# freebsd-boot & efi



## balanga (Apr 22, 2017)

Following Warren Block's instructions for setting up a disk on FreeBSD, I'm confused about the freebsd-boot and efi types which are created. When I run `gpart show`after installing FreeBSD 11.0-RELEASE amd64 there is no freebsd-boot partition only an efi partition, so I'm not sure if freebsd-boot is required.

And if I want to add Grub into the mix, apparently I also need a bios-boot type partition...

Is anyone aware of step-by-step guide to setting up FreeBSD to use EFI and GRUB2, showing the sequence in which different partition types should be added?


----------



## Phishfry (Apr 22, 2017)

No the freebsd-boot slice is not used anymore on a stock install.
Only EFI and freebsd-ufs / is needed. freebsd-boot now resides in your /boot folder.

With a manual disk install you can still partition it however you like.
https://www.freebsd.org/cgi/man.cgi?hier(7)


----------



## balanga (Apr 22, 2017)

Phishfry said:


> No the freebsd-boot slice is not used anymore on a stock install.
> Only EFI and freebsd-ufs / is needed. freebsd-boot now resides in your /boot folder.



Thanks for pointing this out, but I wonder how else I would have known this as I haven't seen mentioned anywhere...

Looking around I find very few examples of using `gpart` and certainly haven't seen an example of how to get efi to play with grub...


----------



## Phishfry (Apr 23, 2017)

Ok I missed the grub requirment. I think with a normal MBR install you might need a separate freebsd-boot slice but I wonder if you couldn't piggyback on the /EFI boot slice with your grub.cfg on a EFI install. The EFI slice is much larger than the EFI bootloader and grub size is minimal.
Do a search on "grubx64.efi"
It looks like FreeBSD -current has `efibootmgr` to help with this.
Not in FreeBSD11 but a new feature.


----------



## ANOKNUSA (Apr 23, 2017)

Phishfry said:


> No the freebsd-boot slice is not used anymore on a stock install.



It is if you're booting from a legacy BIOS board. I believe it also if you you're using an MBR partition table.



balanga said:


> Thanks for pointing this out, but I wonder how else I would have known this as I haven't seen mentioned anywhere...



Well, you don't have a freebsd-boot partition, and your system boots, so... 

It's documented in gpart(8), boot(8), and uefi(8). The documentation is simply written with the assumption that you're already familiar with the general requirements for booting any system from UEFI since, whether you're booting macOS, Linux, *BSD or Windows, the partition scheme is always the same, and there's enough information on it elsewhere that it doesn't make sense to write out several paragraphs in the man page explaining the fundamentals of UEFI.

As for GRUB, just follow the instructions on the Arch Wiki from the UEFI entry on down. GRUB is both an EFI boot binary and an EFI boot manager combined, so as long as it's on the same EFI system partition as the FreeBSD EFI boot binary and set as the first boot option in your machine's boot menu, it should work.


----------



## Phishfry (Apr 23, 2017)

Have a look at this thread for both EFI and freebsd-boot partition.
https://forums.freebsd.org/threads/58231/


----------

▶ _Data lines_:
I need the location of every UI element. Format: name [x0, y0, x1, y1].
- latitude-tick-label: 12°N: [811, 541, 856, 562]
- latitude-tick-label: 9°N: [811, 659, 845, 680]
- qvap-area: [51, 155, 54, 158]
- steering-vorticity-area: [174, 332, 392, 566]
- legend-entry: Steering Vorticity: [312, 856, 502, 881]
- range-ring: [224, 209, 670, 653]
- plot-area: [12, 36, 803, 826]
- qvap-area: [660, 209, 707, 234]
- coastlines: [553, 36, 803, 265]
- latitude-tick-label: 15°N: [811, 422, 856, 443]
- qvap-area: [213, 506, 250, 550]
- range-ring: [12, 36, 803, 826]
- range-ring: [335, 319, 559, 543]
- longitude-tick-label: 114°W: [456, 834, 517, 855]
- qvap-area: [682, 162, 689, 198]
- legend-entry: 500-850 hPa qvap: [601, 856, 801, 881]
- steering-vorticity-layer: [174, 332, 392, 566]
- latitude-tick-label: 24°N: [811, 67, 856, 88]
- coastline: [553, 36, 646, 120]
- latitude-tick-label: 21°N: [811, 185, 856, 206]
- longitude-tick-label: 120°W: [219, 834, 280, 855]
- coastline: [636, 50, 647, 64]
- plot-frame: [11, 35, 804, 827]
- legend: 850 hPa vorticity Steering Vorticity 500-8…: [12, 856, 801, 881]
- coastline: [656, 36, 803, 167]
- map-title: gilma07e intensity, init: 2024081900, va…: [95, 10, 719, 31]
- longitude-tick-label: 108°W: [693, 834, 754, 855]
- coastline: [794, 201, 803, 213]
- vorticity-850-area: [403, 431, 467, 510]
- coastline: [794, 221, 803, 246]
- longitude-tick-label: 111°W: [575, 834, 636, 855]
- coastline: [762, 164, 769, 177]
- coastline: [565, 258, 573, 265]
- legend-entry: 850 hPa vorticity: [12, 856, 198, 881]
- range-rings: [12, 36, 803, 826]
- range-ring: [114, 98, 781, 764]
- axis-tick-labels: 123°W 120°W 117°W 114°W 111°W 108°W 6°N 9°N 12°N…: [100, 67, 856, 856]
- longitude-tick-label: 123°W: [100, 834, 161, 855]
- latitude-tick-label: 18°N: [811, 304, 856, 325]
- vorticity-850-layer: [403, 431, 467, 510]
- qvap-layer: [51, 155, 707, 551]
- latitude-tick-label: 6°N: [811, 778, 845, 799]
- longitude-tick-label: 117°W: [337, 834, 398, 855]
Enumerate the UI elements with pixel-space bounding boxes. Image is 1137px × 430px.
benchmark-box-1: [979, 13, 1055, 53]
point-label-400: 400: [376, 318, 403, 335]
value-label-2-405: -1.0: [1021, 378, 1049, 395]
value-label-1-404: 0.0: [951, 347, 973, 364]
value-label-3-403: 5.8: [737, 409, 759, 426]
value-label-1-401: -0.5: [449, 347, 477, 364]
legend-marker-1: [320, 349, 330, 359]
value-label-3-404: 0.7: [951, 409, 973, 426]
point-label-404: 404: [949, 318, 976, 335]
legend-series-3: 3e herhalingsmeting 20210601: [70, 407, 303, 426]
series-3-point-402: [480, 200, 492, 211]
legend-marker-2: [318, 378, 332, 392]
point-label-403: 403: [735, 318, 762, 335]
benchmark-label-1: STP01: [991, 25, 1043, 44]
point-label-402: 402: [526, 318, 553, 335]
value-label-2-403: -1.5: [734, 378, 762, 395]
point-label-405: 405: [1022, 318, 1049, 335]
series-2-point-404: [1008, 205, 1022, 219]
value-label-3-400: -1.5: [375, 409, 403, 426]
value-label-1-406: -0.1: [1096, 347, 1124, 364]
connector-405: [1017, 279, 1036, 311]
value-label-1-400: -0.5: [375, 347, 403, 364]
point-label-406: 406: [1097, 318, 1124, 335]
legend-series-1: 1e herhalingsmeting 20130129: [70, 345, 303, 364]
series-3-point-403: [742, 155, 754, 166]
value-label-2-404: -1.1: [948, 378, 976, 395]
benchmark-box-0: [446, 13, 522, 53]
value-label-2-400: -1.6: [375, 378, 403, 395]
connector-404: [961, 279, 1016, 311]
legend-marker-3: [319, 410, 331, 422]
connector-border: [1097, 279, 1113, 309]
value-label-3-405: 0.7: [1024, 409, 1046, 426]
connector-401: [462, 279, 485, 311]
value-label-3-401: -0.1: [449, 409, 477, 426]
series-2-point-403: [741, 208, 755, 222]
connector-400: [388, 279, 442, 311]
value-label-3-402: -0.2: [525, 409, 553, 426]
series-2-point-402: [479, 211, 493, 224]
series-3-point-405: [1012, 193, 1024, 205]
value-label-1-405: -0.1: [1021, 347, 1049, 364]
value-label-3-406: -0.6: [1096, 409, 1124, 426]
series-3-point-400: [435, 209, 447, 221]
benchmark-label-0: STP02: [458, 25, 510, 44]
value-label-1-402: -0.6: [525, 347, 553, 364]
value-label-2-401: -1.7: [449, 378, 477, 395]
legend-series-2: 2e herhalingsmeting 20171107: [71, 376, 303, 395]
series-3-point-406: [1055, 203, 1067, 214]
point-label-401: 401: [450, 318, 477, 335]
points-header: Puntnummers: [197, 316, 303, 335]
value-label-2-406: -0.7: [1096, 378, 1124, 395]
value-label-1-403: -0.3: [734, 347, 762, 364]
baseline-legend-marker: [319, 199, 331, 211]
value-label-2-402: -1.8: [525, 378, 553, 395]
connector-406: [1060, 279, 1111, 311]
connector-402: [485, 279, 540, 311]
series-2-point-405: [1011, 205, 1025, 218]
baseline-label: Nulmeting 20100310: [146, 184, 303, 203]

▶ _Required tasks_:
- A) In the forum thread on freebsd-boot and EFI, copy the stretch from "Following Warren Block's" through "freebsd-boot is required." word for word.
- B) In the forum thread on freebsd-boot and EFI, why does the reply citing gpart(8), boot(8), and uefi(8) say those man pages don't explain the basics of UEFI booting? Answer in one to three sentences.

▶ _Results in order_:
- A)
Following Warren Block's instructions for setting up a disk on FreeBSD, I'm confused about the freebsd-boot and efi types which are created. When I run `gpart show`after installing FreeBSD 11.0-RELEASE amd64 there is no freebsd-boot partition only an efi partition, so I'm not sure if freebsd-boot is required.

- B) The pages are written for readers who already know the general requirements for booting from UEFI. The partition scheme is the same whether the system is macOS, Linux, *BSD or Windows, and plenty of information on it exists elsewhere. So it doesn't make sense to spend several paragraphs of a man page on UEFI fundamentals.